Record set:

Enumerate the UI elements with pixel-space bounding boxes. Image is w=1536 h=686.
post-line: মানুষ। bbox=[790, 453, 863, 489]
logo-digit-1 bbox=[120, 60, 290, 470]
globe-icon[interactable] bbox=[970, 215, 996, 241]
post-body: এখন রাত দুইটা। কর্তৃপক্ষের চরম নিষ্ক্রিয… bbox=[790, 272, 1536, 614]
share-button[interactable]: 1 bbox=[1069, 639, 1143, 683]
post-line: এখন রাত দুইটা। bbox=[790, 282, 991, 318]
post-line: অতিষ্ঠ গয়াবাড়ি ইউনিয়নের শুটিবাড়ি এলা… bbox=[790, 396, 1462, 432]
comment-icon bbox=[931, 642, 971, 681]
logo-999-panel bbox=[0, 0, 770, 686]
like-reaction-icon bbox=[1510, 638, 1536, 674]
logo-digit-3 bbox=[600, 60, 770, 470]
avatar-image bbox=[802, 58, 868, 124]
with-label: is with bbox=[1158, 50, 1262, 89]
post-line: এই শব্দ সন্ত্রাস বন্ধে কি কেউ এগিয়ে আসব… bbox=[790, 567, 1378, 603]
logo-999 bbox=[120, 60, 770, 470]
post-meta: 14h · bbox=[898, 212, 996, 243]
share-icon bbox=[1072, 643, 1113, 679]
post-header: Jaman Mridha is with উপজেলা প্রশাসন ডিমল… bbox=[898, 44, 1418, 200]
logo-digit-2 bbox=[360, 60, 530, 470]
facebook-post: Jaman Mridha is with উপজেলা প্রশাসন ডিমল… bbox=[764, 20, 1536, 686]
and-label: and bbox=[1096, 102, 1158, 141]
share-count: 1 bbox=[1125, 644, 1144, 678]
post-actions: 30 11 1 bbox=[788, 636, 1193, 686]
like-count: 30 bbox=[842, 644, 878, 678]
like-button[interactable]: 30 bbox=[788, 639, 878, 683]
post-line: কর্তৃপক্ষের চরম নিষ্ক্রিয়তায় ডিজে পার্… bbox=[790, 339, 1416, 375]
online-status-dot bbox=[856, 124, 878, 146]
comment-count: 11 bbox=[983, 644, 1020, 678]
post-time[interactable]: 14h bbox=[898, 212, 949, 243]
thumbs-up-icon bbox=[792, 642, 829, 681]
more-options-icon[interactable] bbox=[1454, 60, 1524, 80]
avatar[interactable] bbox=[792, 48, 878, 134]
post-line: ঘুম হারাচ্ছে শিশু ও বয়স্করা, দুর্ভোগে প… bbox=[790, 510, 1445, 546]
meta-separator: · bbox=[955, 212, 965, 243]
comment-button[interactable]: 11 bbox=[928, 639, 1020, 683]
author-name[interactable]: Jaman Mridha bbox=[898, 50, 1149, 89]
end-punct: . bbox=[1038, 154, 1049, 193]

---

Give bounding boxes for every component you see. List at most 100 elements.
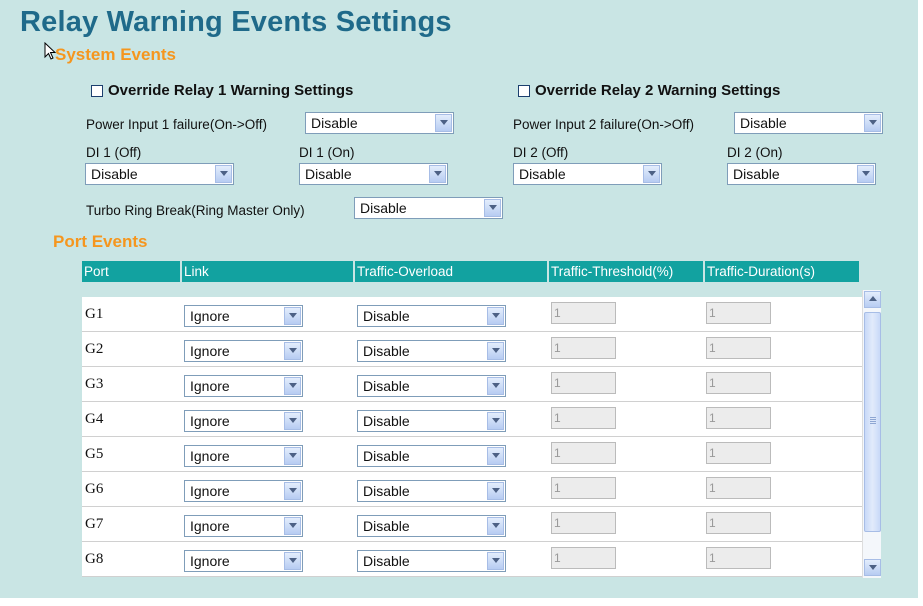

Work to be completed: Retype the entries exactly, from the line containing "Enumerate the UI" through the line containing "avatar-image bbox=[802, 58, 868, 124]", including both of those lines.

Task answer:
Enumerate the UI elements with pixel-space bounding boxes. Image is w=1536 h=686.
post-line: মানুষ। bbox=[790, 453, 863, 489]
logo-digit-1 bbox=[120, 60, 290, 470]
globe-icon[interactable] bbox=[970, 215, 996, 241]
post-body: এখন রাত দুইটা। কর্তৃপক্ষের চরম নিষ্ক্রিয… bbox=[790, 272, 1536, 614]
share-button[interactable]: 1 bbox=[1069, 639, 1143, 683]
post-line: এখন রাত দুইটা। bbox=[790, 282, 991, 318]
post-line: অতিষ্ঠ গয়াবাড়ি ইউনিয়নের শুটিবাড়ি এলা… bbox=[790, 396, 1462, 432]
comment-icon bbox=[931, 642, 971, 681]
logo-999-panel bbox=[0, 0, 770, 686]
like-reaction-icon bbox=[1510, 638, 1536, 674]
logo-digit-3 bbox=[600, 60, 770, 470]
avatar-image bbox=[802, 58, 868, 124]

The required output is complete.